▶ [PROBLEM TO SOLVE] Below are records; count the lines in them that hold "Temperatura" and give only the count.

### DATASET CONTENT

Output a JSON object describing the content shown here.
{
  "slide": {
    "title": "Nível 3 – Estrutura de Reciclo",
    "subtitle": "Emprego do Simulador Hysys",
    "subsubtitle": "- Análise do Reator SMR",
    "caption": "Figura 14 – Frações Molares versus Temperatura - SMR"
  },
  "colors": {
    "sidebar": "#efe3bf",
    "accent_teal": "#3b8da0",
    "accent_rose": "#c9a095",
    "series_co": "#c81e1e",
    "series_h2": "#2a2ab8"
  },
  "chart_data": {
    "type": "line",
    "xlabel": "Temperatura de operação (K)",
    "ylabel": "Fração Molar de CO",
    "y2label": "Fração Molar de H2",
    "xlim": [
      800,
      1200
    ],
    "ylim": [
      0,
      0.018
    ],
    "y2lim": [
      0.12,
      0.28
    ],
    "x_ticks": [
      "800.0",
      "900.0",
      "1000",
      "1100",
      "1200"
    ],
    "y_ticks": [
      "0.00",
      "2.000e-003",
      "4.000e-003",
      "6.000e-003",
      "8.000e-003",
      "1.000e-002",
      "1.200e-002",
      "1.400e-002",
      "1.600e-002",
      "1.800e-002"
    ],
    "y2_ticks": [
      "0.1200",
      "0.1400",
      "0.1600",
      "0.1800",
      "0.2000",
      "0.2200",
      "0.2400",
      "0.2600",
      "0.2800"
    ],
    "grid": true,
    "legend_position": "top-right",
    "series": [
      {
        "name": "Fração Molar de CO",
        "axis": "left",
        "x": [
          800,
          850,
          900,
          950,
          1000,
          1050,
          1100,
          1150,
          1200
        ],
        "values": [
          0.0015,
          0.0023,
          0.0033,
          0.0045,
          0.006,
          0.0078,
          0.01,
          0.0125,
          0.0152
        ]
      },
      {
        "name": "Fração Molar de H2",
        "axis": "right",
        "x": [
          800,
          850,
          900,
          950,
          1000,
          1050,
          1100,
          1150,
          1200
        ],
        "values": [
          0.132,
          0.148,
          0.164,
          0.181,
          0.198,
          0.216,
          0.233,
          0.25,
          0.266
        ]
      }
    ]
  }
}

######

▶ [WRITTEN ANSWER] 2